TASK TO COMPLETE: Note each line that includes the word "补偿标准". Copy those lines.

EXTRACTED MATERIAL:
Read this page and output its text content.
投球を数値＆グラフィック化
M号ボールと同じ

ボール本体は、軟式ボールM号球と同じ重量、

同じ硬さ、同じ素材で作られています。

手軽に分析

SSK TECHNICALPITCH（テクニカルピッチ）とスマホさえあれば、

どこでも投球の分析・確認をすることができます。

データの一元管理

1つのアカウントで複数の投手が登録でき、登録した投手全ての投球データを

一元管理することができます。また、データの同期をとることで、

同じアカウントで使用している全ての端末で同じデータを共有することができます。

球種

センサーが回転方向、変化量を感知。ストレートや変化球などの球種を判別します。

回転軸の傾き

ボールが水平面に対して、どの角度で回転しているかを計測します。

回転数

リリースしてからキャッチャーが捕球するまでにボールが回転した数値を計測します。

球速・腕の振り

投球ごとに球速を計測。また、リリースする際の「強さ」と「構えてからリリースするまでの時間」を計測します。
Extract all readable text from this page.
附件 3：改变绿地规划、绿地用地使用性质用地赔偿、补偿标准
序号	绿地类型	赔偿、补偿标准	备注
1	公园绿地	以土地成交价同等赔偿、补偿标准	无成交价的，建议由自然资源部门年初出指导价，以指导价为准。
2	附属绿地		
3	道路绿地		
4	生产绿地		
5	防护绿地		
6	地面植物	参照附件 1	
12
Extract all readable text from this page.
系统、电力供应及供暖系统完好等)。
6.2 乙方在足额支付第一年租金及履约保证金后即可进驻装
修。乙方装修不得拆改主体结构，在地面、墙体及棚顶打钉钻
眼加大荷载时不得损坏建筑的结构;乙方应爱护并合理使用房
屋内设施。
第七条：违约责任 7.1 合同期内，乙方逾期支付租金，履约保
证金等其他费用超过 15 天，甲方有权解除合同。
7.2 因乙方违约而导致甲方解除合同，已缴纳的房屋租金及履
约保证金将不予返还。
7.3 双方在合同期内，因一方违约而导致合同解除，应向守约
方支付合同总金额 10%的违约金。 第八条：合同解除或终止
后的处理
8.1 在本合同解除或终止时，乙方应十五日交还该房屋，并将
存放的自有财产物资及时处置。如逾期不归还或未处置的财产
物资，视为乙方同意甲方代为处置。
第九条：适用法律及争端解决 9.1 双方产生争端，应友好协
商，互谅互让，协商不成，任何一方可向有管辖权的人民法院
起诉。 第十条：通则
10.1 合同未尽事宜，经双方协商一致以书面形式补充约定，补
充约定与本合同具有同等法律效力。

RESPONSE TO THIS TASK:
附件 3：改变绿地规划、绿地用地使用性质用地赔偿、补偿标准
序号	绿地类型	赔偿、补偿标准	备注
1	公园绿地	以土地成交价同等赔偿、补偿标准	无成交价的，建议由自然资源部门年初出指导价，以指导价为准。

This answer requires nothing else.